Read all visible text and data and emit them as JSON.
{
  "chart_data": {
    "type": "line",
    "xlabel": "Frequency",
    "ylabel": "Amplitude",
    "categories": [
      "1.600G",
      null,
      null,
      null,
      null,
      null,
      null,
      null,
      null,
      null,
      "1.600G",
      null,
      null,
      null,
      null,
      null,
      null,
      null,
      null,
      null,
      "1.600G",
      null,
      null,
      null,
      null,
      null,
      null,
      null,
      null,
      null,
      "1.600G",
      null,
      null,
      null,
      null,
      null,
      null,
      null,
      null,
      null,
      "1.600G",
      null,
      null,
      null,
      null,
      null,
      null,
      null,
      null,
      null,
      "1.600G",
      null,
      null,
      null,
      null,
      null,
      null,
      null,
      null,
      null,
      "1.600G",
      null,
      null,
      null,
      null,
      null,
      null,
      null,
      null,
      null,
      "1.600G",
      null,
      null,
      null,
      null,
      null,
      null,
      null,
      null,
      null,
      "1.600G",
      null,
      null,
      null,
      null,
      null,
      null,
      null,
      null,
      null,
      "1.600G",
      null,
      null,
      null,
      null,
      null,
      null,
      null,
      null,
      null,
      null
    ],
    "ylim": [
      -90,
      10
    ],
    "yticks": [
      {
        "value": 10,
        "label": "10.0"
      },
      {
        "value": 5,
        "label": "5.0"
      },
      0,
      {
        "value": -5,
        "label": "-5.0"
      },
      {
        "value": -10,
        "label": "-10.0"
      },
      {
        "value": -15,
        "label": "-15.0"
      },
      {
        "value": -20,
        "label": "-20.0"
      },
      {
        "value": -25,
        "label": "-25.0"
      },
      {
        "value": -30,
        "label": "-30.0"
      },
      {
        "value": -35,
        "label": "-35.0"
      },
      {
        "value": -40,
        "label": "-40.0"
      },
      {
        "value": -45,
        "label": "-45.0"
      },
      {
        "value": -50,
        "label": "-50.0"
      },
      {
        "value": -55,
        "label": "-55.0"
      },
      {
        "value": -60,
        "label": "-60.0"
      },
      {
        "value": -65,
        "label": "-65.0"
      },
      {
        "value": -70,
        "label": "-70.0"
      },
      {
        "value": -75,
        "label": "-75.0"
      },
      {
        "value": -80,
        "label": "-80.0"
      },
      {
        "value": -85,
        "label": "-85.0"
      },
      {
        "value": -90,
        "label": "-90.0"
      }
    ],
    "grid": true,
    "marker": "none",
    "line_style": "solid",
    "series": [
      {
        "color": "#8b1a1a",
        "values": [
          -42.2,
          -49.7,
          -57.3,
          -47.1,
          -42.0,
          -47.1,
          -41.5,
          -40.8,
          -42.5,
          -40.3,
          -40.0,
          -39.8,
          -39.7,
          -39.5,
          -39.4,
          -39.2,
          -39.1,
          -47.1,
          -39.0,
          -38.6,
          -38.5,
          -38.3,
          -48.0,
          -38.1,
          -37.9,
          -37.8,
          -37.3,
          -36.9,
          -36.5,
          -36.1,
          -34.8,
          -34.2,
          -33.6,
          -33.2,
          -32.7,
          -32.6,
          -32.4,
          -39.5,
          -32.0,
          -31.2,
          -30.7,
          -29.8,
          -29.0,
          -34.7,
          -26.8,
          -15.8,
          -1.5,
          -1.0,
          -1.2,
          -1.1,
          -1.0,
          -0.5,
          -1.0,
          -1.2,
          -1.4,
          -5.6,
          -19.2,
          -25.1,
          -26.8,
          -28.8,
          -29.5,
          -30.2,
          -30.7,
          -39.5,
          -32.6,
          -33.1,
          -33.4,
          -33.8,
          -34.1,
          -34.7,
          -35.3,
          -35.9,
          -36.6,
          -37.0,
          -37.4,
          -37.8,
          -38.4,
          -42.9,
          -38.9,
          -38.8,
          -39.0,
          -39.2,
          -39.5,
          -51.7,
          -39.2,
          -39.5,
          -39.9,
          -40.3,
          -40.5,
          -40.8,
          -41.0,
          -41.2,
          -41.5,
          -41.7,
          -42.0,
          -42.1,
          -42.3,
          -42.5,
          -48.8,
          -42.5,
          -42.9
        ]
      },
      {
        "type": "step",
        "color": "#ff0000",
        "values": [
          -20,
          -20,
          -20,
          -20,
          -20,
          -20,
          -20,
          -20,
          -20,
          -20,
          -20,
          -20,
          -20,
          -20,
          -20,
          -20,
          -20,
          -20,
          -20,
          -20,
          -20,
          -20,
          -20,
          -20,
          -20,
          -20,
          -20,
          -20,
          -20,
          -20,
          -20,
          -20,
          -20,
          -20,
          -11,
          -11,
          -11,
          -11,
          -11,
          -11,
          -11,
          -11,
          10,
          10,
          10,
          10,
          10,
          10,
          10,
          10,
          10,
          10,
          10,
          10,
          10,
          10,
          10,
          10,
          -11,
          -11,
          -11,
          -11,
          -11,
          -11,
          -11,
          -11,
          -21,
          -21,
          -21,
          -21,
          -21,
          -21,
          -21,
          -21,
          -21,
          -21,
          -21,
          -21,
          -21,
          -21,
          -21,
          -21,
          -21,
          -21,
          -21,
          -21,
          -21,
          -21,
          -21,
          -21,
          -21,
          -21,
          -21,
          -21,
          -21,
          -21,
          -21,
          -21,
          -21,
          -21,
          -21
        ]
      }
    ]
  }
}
**********
> PROBLEM TO SOLVE:
Every entry in the listing must be retyped exactly.

> RESPONSE TO THIS TASK:
Read all visible text and data and emit them as JSON.
{
  "chart_data": {
    "type": "line",
    "xlabel": "Frequency",
    "ylabel": "Amplitude",
    "categories": [
      "1.600G",
      null,
      null,
      null,
      null,
      null,
      null,
      null,
      null,
      null,
      "1.600G",
      null,
      null,
      null,
      null,
      null,
      null,
      null,
      null,
      null,
      "1.600G",
      null,
      null,
      null,
      null,
      null,
      null,
      null,
      null,
      null,
      "1.600G",
      null,
      null,
      null,
      null,
      null,
      null,
      null,
      null,
      null,
      "1.600G",
      null,
      null,
      null,
      null,
      null,
      null,
      null,
      null,
      null,
      "1.600G",
      null,
      null,
      null,
      null,
      null,
      null,
      null,
      null,
      null,
      "1.600G",
      null,
      null,
      null,
      null,
      null,
      null,
      null,
      null,
      null,
      "1.600G",
      null,
      null,
      null,
      null,
      null,
      null,
      null,
      null,
      null,
      "1.600G",
      null,
      null,
      null,
      null,
      null,
      null,
      null,
      null,
      null,
      "1.600G",
      null,
      null,
      null,
      null,
      null,
      null,
      null,
      null,
      null,
      null
    ],
    "ylim": [
      -90,
      10
    ],
    "yticks": [
      {
        "value": 10,
        "label": "10.0"
      },
      {
        "value": 5,
        "label": "5.0"
      },
      0,
      {
        "value": -5,
        "label": "-5.0"
      },
      {
        "value": -10,
        "label": "-10.0"
      },
      {
        "value": -15,
        "label": "-15.0"
      },
      {
        "value": -20,
        "label": "-20.0"
      },
      {
        "value": -25,
        "label": "-25.0"
      },
      {
        "value": -30,
        "label": "-30.0"
      },
      {
        "value": -35,
        "label": "-35.0"
      },
      {
        "value": -40,
        "label": "-40.0"
      },
      {
        "value": -45,
        "label": "-45.0"
      },
      {
        "value": -50,
        "label": "-50.0"
      },
      {
        "value": -55,
        "label": "-55.0"
      },
      {
        "value": -60,
        "label": "-60.0"
      },
      {
        "value": -65,
        "label": "-65.0"
      },
      {
        "value": -70,
        "label": "-70.0"
      },
      {
        "value": -75,
        "label": "-75.0"
      },
      {
        "value": -80,
        "label": "-80.0"
      },
      {
        "value": -85,
        "label": "-85.0"
      },
      {
        "value": -90,
        "label": "-90.0"
      }
    ],
    "grid": true,
    "marker": "none",
    "line_style": "solid",
    "series": [
      {
        "color": "#8b1a1a",
        "values": [
          -42.2,
          -49.7,
          -57.3,
          -47.1,
          -42.0,
          -47.1,
          -41.5,
          -40.8,
          -42.5,
          -40.3,
          -40.0,
          -39.8,
          -39.7,
          -39.5,
          -39.4,
          -39.2,
          -39.1,
          -47.1,
          -39.0,
          -38.6,
          -38.5,
          -38.3,
          -48.0,
          -38.1,
          -37.9,
          -37.8,
          -37.3,
          -36.9,
          -36.5,
          -36.1,
          -34.8,
          -34.2,
          -33.6,
          -33.2,
          -32.7,
          -32.6,
          -32.4,
          -39.5,
          -32.0,
          -31.2,
          -30.7,
          -29.8,
          -29.0,
          -34.7,
          -26.8,
          -15.8,
          -1.5,
          -1.0,
          -1.2,
          -1.1,
          -1.0,
          -0.5,
          -1.0,
          -1.2,
          -1.4,
          -5.6,
          -19.2,
          -25.1,
          -26.8,
          -28.8,
          -29.5,
          -30.2,
          -30.7,
          -39.5,
          -32.6,
          -33.1,
          -33.4,
          -33.8,
          -34.1,
          -34.7,
          -35.3,
          -35.9,
          -36.6,
          -37.0,
          -37.4,
          -37.8,
          -38.4,
          -42.9,
          -38.9,
          -38.8,
          -39.0,
          -39.2,
          -39.5,
          -51.7,
          -39.2,
          -39.5,
          -39.9,
          -40.3,
          -40.5,
          -40.8,
          -41.0,
          -41.2,
          -41.5,
          -41.7,
          -42.0,
          -42.1,
          -42.3,
          -42.5,
          -48.8,
          -42.5,
          -42.9
        ]
      },
      {
        "type": "step",
        "color": "#ff0000",
        "values": [
          -20,
          -20,
          -20,
          -20,
          -20,
          -20,
          -20,
          -20,
          -20,
          -20,
          -20,
          -20,
          -20,
          -20,
          -20,
          -20,
          -20,
          -20,
          -20,
          -20,
          -20,
          -20,
          -20,
          -20,
          -20,
          -20,
          -20,
          -20,
          -20,
          -20,
          -20,
          -20,
          -20,
          -20,
          -11,
          -11,
          -11,
          -11,
          -11,
          -11,
          -11,
          -11,
          10,
          10,
          10,
          10,
          10,
          10,
          10,
          10,
          10,
          10,
          10,
          10,
          10,
          10,
          10,
          10,
          -11,
          -11,
          -11,
          -11,
          -11,
          -11,
          -11,
          -11,
          -21,
          -21,
          -21,
          -21,
          -21,
          -21,
          -21,
          -21,
          -21,
          -21,
          -21,
          -21,
          -21,
          -21,
          -21,
          -21,
          -21,
          -21,
          -21,
          -21,
          -21,
          -21,
          -21,
          -21,
          -21,
          -21,
          -21,
          -21,
          -21,
          -21,
          -21,
          -21,
          -21,
          -21,
          -21
        ]
      }
    ]
  }
}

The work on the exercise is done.